_GOAL OF THE EXERCISE_
When you copy the material, keep each line exactly as it appears.

_DATA SUPPLIED_
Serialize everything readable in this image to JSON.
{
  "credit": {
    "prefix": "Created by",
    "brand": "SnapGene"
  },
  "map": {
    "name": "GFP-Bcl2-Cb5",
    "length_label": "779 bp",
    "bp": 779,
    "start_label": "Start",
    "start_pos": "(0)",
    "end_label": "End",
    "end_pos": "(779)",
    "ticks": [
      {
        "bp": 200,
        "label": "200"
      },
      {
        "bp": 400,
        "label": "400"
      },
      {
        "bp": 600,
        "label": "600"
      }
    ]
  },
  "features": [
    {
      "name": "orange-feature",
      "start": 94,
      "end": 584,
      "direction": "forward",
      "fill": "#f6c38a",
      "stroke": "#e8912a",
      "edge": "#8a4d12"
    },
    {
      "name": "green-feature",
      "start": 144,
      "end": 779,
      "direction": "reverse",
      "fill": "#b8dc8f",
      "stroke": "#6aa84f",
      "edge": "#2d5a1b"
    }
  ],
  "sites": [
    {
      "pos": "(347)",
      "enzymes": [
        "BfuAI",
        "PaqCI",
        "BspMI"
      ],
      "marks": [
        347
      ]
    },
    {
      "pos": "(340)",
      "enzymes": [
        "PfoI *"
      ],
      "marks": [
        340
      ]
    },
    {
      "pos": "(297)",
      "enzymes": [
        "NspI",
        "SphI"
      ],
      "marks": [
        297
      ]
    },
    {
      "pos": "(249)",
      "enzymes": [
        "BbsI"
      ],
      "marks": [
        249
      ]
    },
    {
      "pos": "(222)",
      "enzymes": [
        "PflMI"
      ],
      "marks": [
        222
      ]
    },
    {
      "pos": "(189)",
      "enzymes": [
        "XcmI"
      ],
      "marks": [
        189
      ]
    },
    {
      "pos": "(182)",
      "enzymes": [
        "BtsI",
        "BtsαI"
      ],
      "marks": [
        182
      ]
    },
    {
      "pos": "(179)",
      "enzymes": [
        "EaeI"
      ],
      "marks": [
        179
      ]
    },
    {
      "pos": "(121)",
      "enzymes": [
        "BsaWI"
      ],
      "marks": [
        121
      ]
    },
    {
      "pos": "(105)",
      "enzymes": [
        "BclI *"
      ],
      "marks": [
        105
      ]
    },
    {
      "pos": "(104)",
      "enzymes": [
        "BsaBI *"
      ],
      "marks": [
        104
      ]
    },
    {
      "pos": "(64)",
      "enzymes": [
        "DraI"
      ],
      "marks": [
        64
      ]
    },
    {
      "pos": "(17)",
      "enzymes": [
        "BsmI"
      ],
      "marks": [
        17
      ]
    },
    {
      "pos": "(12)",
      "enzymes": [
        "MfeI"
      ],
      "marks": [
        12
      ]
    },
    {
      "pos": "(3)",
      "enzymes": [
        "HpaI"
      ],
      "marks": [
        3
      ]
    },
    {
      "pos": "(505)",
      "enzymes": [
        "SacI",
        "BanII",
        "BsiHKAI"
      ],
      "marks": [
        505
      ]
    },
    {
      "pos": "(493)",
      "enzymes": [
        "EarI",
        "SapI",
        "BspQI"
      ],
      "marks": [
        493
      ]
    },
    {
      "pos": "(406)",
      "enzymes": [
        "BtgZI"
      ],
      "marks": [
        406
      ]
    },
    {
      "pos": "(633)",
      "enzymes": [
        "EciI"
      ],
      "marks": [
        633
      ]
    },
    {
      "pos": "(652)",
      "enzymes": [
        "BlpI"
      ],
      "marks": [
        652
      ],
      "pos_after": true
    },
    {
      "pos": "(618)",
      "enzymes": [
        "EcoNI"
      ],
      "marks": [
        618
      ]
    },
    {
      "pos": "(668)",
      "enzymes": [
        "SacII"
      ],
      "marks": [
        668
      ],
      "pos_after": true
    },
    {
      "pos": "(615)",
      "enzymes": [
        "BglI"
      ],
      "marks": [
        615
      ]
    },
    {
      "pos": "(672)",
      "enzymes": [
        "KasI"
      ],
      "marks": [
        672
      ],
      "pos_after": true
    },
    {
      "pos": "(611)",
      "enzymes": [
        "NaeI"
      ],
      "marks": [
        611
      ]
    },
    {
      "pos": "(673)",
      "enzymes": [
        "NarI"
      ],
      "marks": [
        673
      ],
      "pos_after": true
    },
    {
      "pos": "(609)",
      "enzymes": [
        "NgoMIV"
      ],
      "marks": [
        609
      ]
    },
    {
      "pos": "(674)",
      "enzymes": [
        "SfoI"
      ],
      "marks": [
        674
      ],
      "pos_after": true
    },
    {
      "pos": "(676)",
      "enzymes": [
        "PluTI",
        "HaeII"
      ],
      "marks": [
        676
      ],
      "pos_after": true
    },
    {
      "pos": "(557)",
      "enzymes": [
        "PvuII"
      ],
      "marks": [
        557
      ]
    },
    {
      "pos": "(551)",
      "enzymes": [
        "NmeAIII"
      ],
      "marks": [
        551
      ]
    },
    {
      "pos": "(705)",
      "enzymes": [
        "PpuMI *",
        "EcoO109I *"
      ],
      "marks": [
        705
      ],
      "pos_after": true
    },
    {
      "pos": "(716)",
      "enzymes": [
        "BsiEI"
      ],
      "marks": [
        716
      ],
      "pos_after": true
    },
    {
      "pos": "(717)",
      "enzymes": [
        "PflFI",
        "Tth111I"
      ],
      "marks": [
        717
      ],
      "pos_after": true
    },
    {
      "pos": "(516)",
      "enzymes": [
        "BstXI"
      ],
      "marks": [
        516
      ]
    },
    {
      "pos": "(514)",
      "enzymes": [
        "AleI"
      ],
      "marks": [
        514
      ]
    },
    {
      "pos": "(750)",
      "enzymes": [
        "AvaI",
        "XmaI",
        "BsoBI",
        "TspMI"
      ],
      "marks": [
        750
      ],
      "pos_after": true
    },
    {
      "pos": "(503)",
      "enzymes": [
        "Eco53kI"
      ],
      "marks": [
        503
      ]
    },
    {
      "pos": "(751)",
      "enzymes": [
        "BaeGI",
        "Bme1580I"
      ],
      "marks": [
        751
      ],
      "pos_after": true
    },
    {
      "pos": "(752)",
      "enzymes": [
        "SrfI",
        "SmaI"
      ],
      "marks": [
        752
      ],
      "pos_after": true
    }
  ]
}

_WRITTEN RESPONSE_
Serialize everything readable in this image to JSON.
{
  "credit": {
    "prefix": "Created by",
    "brand": "SnapGene"
  },
  "map": {
    "name": "GFP-Bcl2-Cb5",
    "length_label": "779 bp",
    "bp": 779,
    "start_label": "Start",
    "start_pos": "(0)",
    "end_label": "End",
    "end_pos": "(779)",
    "ticks": [
      {
        "bp": 200,
        "label": "200"
      },
      {
        "bp": 400,
        "label": "400"
      },
      {
        "bp": 600,
        "label": "600"
      }
    ]
  },
  "features": [
    {
      "name": "orange-feature",
      "start": 94,
      "end": 584,
      "direction": "forward",
      "fill": "#f6c38a",
      "stroke": "#e8912a",
      "edge": "#8a4d12"
    },
    {
      "name": "green-feature",
      "start": 144,
      "end": 779,
      "direction": "reverse",
      "fill": "#b8dc8f",
      "stroke": "#6aa84f",
      "edge": "#2d5a1b"
    }
  ],
  "sites": [
    {
      "pos": "(347)",
      "enzymes": [
        "BfuAI",
        "PaqCI",
        "BspMI"
      ],
      "marks": [
        347
      ]
    },
    {
      "pos": "(340)",
      "enzymes": [
        "PfoI *"
      ],
      "marks": [
        340
      ]
    },
    {
      "pos": "(297)",
      "enzymes": [
        "NspI",
        "SphI"
      ],
      "marks": [
        297
      ]
    },
    {
      "pos": "(249)",
      "enzymes": [
        "BbsI"
      ],
      "marks": [
        249
      ]
    },
    {
      "pos": "(222)",
      "enzymes": [
        "PflMI"
      ],
      "marks": [
        222
      ]
    },
    {
      "pos": "(189)",
      "enzymes": [
        "XcmI"
      ],
      "marks": [
        189
      ]
    },
    {
      "pos": "(182)",
      "enzymes": [
        "BtsI",
        "BtsαI"
      ],
      "marks": [
        182
      ]
    },
    {
      "pos": "(179)",
      "enzymes": [
        "EaeI"
      ],
      "marks": [
        179
      ]
    },
    {
      "pos": "(121)",
      "enzymes": [
        "BsaWI"
      ],
      "marks": [
        121
      ]
    },
    {
      "pos": "(105)",
      "enzymes": [
        "BclI *"
      ],
      "marks": [
        105
      ]
    },
    {
      "pos": "(104)",
      "enzymes": [
        "BsaBI *"
      ],
      "marks": [
        104
      ]
    },
    {
      "pos": "(64)",
      "enzymes": [
        "DraI"
      ],
      "marks": [
        64
      ]
    },
    {
      "pos": "(17)",
      "enzymes": [
        "BsmI"
      ],
      "marks": [
        17
      ]
    },
    {
      "pos": "(12)",
      "enzymes": [
        "MfeI"
      ],
      "marks": [
        12
      ]
    },
    {
      "pos": "(3)",
      "enzymes": [
        "HpaI"
      ],
      "marks": [
        3
      ]
    },
    {
      "pos": "(505)",
      "enzymes": [
        "SacI",
        "BanII",
        "BsiHKAI"
      ],
      "marks": [
        505
      ]
    },
    {
      "pos": "(493)",
      "enzymes": [
        "EarI",
        "SapI",
        "BspQI"
      ],
      "marks": [
        493
      ]
    },
    {
      "pos": "(406)",
      "enzymes": [
        "BtgZI"
      ],
      "marks": [
        406
      ]
    },
    {
      "pos": "(633)",
      "enzymes": [
        "EciI"
      ],
      "marks": [
        633
      ]
    },
    {
      "pos": "(652)",
      "enzymes": [
        "BlpI"
      ],
      "marks": [
        652
      ],
      "pos_after": true
    },
    {
      "pos": "(618)",
      "enzymes": [
        "EcoNI"
      ],
      "marks": [
        618
      ]
    },
    {
      "pos": "(668)",
      "enzymes": [
        "SacII"
      ],
      "marks": [
        668
      ],
      "pos_after": true
    },
    {
      "pos": "(615)",
      "enzymes": [
        "BglI"
      ],
      "marks": [
        615
      ]
    },
    {
      "pos": "(672)",
      "enzymes": [
        "KasI"
      ],
      "marks": [
        672
      ],
      "pos_after": true
    },
    {
      "pos": "(611)",
      "enzymes": [
        "NaeI"
      ],
      "marks": [
        611
      ]
    },
    {
      "pos": "(673)",
      "enzymes": [
        "NarI"
      ],
      "marks": [
        673
      ],
      "pos_after": true
    },
    {
      "pos": "(609)",
      "enzymes": [
        "NgoMIV"
      ],
      "marks": [
        609
      ]
    },
    {
      "pos": "(674)",
      "enzymes": [
        "SfoI"
      ],
      "marks": [
        674
      ],
      "pos_after": true
    },
    {
      "pos": "(676)",
      "enzymes": [
        "PluTI",
        "HaeII"
      ],
      "marks": [
        676
      ],
      "pos_after": true
    },
    {
      "pos": "(557)",
      "enzymes": [
        "PvuII"
      ],
      "marks": [
        557
      ]
    },
    {
      "pos": "(551)",
      "enzymes": [
        "NmeAIII"
      ],
      "marks": [
        551
      ]
    },
    {
      "pos": "(705)",
      "enzymes": [
        "PpuMI *",
        "EcoO109I *"
      ],
      "marks": [
        705
      ],
      "pos_after": true
    },
    {
      "pos": "(716)",
      "enzymes": [
        "BsiEI"
      ],
      "marks": [
        716
      ],
      "pos_after": true
    },
    {
      "pos": "(717)",
      "enzymes": [
        "PflFI",
        "Tth111I"
      ],
      "marks": [
        717
      ],
      "pos_after": true
    },
    {
      "pos": "(516)",
      "enzymes": [
        "BstXI"
      ],
      "marks": [
        516
      ]
    },
    {
      "pos": "(514)",
      "enzymes": [
        "AleI"
      ],
      "marks": [
        514
      ]
    },
    {
      "pos": "(750)",
      "enzymes": [
        "AvaI",
        "XmaI",
        "BsoBI",
        "TspMI"
      ],
      "marks": [
        750
      ],
      "pos_after": true
    },
    {
      "pos": "(503)",
      "enzymes": [
        "Eco53kI"
      ],
      "marks": [
        503
      ]
    },
    {
      "pos": "(751)",
      "enzymes": [
        "BaeGI",
        "Bme1580I"
      ],
      "marks": [
        751
      ],
      "pos_after": true
    },
    {
      "pos": "(752)",
      "enzymes": [
        "SrfI",
        "SmaI"
      ],
      "marks": [
        752
      ],
      "pos_after": true
    }
  ]
}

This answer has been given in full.